- [EXERCISE BRIEF] Each line of the data that includes the string "label" is to be copied out.

- [INFORMATION SHOWN]

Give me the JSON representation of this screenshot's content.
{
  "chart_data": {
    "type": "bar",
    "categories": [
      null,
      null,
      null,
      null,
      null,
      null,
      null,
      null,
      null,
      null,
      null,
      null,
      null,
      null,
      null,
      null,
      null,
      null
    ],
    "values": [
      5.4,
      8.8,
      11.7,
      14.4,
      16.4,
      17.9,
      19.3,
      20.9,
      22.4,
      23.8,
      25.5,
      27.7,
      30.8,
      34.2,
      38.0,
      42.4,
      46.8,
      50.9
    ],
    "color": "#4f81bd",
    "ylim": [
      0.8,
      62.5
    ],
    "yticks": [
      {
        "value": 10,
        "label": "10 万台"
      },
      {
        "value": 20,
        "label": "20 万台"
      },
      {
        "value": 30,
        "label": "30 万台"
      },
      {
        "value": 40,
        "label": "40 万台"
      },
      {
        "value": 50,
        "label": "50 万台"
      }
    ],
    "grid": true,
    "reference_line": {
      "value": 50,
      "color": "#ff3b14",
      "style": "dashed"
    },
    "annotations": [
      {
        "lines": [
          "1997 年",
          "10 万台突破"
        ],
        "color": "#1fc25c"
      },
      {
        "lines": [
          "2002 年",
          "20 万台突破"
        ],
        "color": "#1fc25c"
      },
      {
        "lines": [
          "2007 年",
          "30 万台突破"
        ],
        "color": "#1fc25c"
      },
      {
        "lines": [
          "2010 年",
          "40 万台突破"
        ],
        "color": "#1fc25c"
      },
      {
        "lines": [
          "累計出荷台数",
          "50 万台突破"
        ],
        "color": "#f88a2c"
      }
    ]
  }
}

- [RESULT OF THIS EXERCISE]
        "label": "10 万台"
        "label": "20 万台"
        "label": "30 万台"
        "label": "40 万台"
        "label": "50 万台"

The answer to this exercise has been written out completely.